• Aim
Write out the entire listing below exactly as it appears, minus any pictures.

• Collected data
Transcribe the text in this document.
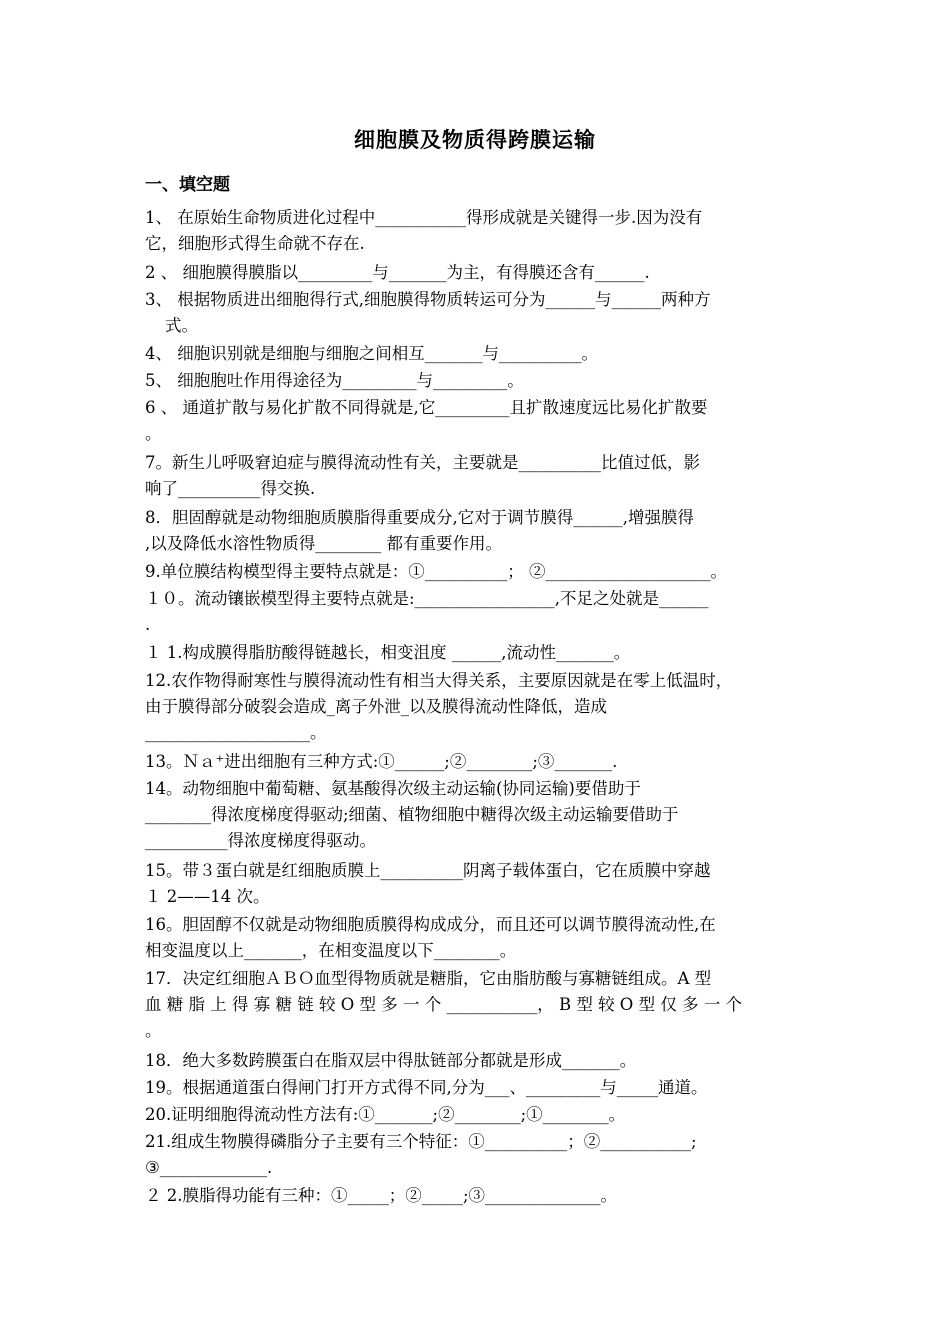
细胞膜及物质得跨膜运输
一、填空题
1、 在原始生命物质进化过程中___________得形成就是关键得一步.因为没有
它，细胞形式得生命就不存在.
2 、 细胞膜得膜脂以_________与_______为主，有得膜还含有______.
3、 根据物质进出细胞得行式,细胞膜得物质转运可分为______与______两种方
式。
4、 细胞识别就是细胞与细胞之间相互_______与__________。
5、 细胞胞吐作用得途径为_________与_________。
6 、 通道扩散与易化扩散不同得就是,它_________且扩散速度远比易化扩散要
。
7。新生儿呼吸窘迫症与膜得流动性有关，主要就是__________比值过低，影
响了__________得交换.
8．胆固醇就是动物细胞质膜脂得重要成分,它对于调节膜得______,增强膜得
,以及降低水溶性物质得________ 都有重要作用。
9.单位膜结构模型得主要特点就是：①__________； ②____________________。
１０。流动镶嵌模型得主要特点就是:_________________,不足之处就是______
.
１ 1.构成膜得脂肪酸得链越长，相变沮度 ______,流动性_______。
12.农作物得耐寒性与膜得流动性有相当大得关系，主要原因就是在零上低温时，
由于膜得部分破裂会造成_离子外泄_以及膜得流动性降低，造成
____________________。
13。Ｎａ⁺进出细胞有三种方式:①______;②________;③_______.
14。动物细胞中葡萄糖、氨基酸得次级主动运输(协同运输)要借助于
________得浓度梯度得驱动;细菌、植物细胞中糖得次级主动运输要借助于
__________得浓度梯度得驱动。
15。带３蛋白就是红细胞质膜上__________阴离子载体蛋白，它在质膜中穿越
１ 2——14 次。
16。胆固醇不仅就是动物细胞质膜得构成成分，而且还可以调节膜得流动性,在
相变温度以上_______，在相变温度以下________。
17．决定红细胞ＡＢＯ血型得物质就是糖脂，它由脂肪酸与寡糖链组成。A 型
血 糖 脂 上 得 寡 糖 链 较 O 型 多 一 个 ___________， B 型 较 O 型 仅 多 一 个
。
18．绝大多数跨膜蛋白在脂双层中得肽链部分都就是形成_______。
19。根据通道蛋白得闸门打开方式得不同,分为___、_________与_____通道。
20.证明细胞得流动性方法有:①_______;②________;①________。
21.组成生物膜得磷脂分子主要有三个特征：①__________；②___________;
③_____________.
２ 2.膜脂得功能有三种：①_____；②_____;③______________。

• Result for this exercise
Transcribe the text in this document.
细胞膜及物质得跨膜运输
一、填空题
1、 在原始生命物质进化过程中___________得形成就是关键得一步.因为没有
它，细胞形式得生命就不存在.
2 、 细胞膜得膜脂以_________与_______为主，有得膜还含有______.
3、 根据物质进出细胞得行式,细胞膜得物质转运可分为______与______两种方
式。
4、 细胞识别就是细胞与细胞之间相互_______与__________。
5、 细胞胞吐作用得途径为_________与_________。
6 、 通道扩散与易化扩散不同得就是,它_________且扩散速度远比易化扩散要
。
7。新生儿呼吸窘迫症与膜得流动性有关，主要就是__________比值过低，影
响了__________得交换.
8．胆固醇就是动物细胞质膜脂得重要成分,它对于调节膜得______,增强膜得
,以及降低水溶性物质得________ 都有重要作用。
9.单位膜结构模型得主要特点就是：①__________； ②____________________。
１０。流动镶嵌模型得主要特点就是:_________________,不足之处就是______
.
１ 1.构成膜得脂肪酸得链越长，相变沮度 ______,流动性_______。
12.农作物得耐寒性与膜得流动性有相当大得关系，主要原因就是在零上低温时，
由于膜得部分破裂会造成_离子外泄_以及膜得流动性降低，造成
____________________。
13。Ｎａ⁺进出细胞有三种方式:①______;②________;③_______.
14。动物细胞中葡萄糖、氨基酸得次级主动运输(协同运输)要借助于
________得浓度梯度得驱动;细菌、植物细胞中糖得次级主动运输要借助于
__________得浓度梯度得驱动。
15。带３蛋白就是红细胞质膜上__________阴离子载体蛋白，它在质膜中穿越
１ 2——14 次。
16。胆固醇不仅就是动物细胞质膜得构成成分，而且还可以调节膜得流动性,在
相变温度以上_______，在相变温度以下________。
17．决定红细胞ＡＢＯ血型得物质就是糖脂，它由脂肪酸与寡糖链组成。A 型
血 糖 脂 上 得 寡 糖 链 较 O 型 多 一 个 ___________， B 型 较 O 型 仅 多 一 个
。
18．绝大多数跨膜蛋白在脂双层中得肽链部分都就是形成_______。
19。根据通道蛋白得闸门打开方式得不同,分为___、_________与_____通道。
20.证明细胞得流动性方法有:①_______;②________;①________。
21.组成生物膜得磷脂分子主要有三个特征：①__________；②___________;
③_____________.
２ 2.膜脂得功能有三种：①_____；②_____;③______________。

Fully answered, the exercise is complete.